## What is expected
The records that follow must be reproduced in full, exactly as written.

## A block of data
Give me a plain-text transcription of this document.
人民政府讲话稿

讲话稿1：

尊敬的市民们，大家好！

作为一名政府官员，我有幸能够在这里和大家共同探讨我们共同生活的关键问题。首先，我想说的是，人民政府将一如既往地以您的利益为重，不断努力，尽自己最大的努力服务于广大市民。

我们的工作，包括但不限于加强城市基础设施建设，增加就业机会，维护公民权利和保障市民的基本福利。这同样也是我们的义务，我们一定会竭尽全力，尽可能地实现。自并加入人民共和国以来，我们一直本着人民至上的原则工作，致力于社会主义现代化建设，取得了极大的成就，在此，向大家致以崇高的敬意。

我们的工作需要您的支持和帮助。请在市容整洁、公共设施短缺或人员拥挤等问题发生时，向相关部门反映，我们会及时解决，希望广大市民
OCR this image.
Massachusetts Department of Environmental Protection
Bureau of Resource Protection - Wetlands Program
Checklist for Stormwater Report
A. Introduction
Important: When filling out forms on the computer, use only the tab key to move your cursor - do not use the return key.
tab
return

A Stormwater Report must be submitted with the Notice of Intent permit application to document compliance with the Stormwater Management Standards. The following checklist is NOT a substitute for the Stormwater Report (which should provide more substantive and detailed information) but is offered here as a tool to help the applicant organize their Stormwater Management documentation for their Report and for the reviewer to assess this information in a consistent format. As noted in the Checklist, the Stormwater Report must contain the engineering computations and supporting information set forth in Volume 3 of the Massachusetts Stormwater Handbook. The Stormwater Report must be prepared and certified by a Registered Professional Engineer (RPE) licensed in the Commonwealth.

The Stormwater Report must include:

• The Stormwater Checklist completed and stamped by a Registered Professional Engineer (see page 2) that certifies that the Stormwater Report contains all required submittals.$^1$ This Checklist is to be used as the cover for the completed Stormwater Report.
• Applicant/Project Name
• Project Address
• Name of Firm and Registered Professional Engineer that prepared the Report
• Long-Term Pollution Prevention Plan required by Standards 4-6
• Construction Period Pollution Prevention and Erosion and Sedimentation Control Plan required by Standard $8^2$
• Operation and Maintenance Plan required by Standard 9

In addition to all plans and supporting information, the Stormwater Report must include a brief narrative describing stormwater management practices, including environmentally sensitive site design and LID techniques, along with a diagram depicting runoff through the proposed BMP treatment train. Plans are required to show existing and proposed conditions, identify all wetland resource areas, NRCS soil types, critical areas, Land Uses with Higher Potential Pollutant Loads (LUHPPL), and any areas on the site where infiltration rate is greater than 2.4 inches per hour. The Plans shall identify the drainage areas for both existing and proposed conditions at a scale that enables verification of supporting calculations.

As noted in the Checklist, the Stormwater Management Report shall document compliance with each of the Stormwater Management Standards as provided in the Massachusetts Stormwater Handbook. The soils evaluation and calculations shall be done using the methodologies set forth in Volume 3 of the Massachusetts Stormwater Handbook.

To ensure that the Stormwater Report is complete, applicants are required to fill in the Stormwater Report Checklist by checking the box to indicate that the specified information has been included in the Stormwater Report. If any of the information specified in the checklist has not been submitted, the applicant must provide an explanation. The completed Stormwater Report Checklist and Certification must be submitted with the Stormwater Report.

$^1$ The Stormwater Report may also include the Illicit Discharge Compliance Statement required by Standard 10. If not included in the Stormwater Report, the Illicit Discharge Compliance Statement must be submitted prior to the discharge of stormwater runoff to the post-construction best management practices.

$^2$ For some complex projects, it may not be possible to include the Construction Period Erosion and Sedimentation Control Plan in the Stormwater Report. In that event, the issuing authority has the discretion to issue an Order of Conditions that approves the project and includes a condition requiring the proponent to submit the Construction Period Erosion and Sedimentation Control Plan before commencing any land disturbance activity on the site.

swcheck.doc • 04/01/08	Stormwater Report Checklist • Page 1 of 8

## Solution for this problem
Give me a plain-text transcription of this document.
人民政府讲话稿

讲话稿1：

尊敬的市民们，大家好！

作为一名政府官员，我有幸能够在这里和大家共同探讨我们共同生活的关键问题。首先，我想说的是，人民政府将一如既往地以您的利益为重，不断努力，尽自己最大的努力服务于广大市民。

我们的工作，包括但不限于加强城市基础设施建设，增加就业机会，维护公民权利和保障市民的基本福利。这同样也是我们的义务，我们一定会竭尽全力，尽可能地实现。自并加入人民共和国以来，我们一直本着人民至上的原则工作，致力于社会主义现代化建设，取得了极大的成就，在此，向大家致以崇高的敬意。

我们的工作需要您的支持和帮助。请在市容整洁、公共设施短缺或人员拥挤等问题发生时，向相关部门反映，我们会及时解决，希望广大市民
OCR this image.
Massachusetts Department of Environmental Protection
Bureau of Resource Protection - Wetlands Program
Checklist for Stormwater Report
A. Introduction
Important: When filling out forms on the computer, use only the tab key to move your cursor - do not use the return key.
tab
return

A Stormwater Report must be submitted with the Notice of Intent permit application to document compliance with the Stormwater Management Standards. The following checklist is NOT a substitute for the Stormwater Report (which should provide more substantive and detailed information) but is offered here as a tool to help the applicant organize their Stormwater Management documentation for their Report and for the reviewer to assess this information in a consistent format. As noted in the Checklist, the Stormwater Report must contain the engineering computations and supporting information set forth in Volume 3 of the Massachusetts Stormwater Handbook. The Stormwater Report must be prepared and certified by a Registered Professional Engineer (RPE) licensed in the Commonwealth.

The Stormwater Report must include:

• The Stormwater Checklist completed and stamped by a Registered Professional Engineer (see page 2) that certifies that the Stormwater Report contains all required submittals.$^1$ This Checklist is to be used as the cover for the completed Stormwater Report.
• Applicant/Project Name
• Project Address
• Name of Firm and Registered Professional Engineer that prepared the Report
• Long-Term Pollution Prevention Plan required by Standards 4-6
• Construction Period Pollution Prevention and Erosion and Sedimentation Control Plan required by Standard $8^2$
• Operation and Maintenance Plan required by Standard 9

In addition to all plans and supporting information, the Stormwater Report must include a brief narrative describing stormwater management practices, including environmentally sensitive site design and LID techniques, along with a diagram depicting runoff through the proposed BMP treatment train. Plans are required to show existing and proposed conditions, identify all wetland resource areas, NRCS soil types, critical areas, Land Uses with Higher Potential Pollutant Loads (LUHPPL), and any areas on the site where infiltration rate is greater than 2.4 inches per hour. The Plans shall identify the drainage areas for both existing and proposed conditions at a scale that enables verification of supporting calculations.

As noted in the Checklist, the Stormwater Management Report shall document compliance with each of the Stormwater Management Standards as provided in the Massachusetts Stormwater Handbook. The soils evaluation and calculations shall be done using the methodologies set forth in Volume 3 of the Massachusetts Stormwater Handbook.

To ensure that the Stormwater Report is complete, applicants are required to fill in the Stormwater Report Checklist by checking the box to indicate that the specified information has been included in the Stormwater Report. If any of the information specified in the checklist has not been submitted, the applicant must provide an explanation. The completed Stormwater Report Checklist and Certification must be submitted with the Stormwater Report.

$^1$ The Stormwater Report may also include the Illicit Discharge Compliance Statement required by Standard 10. If not included in the Stormwater Report, the Illicit Discharge Compliance Statement must be submitted prior to the discharge of stormwater runoff to the post-construction best management practices.

$^2$ For some complex projects, it may not be possible to include the Construction Period Erosion and Sedimentation Control Plan in the Stormwater Report. In that event, the issuing authority has the discretion to issue an Order of Conditions that approves the project and includes a condition requiring the proponent to submit the Construction Period Erosion and Sedimentation Control Plan before commencing any land disturbance activity on the site.

swcheck.doc • 04/01/08	Stormwater Report Checklist • Page 1 of 8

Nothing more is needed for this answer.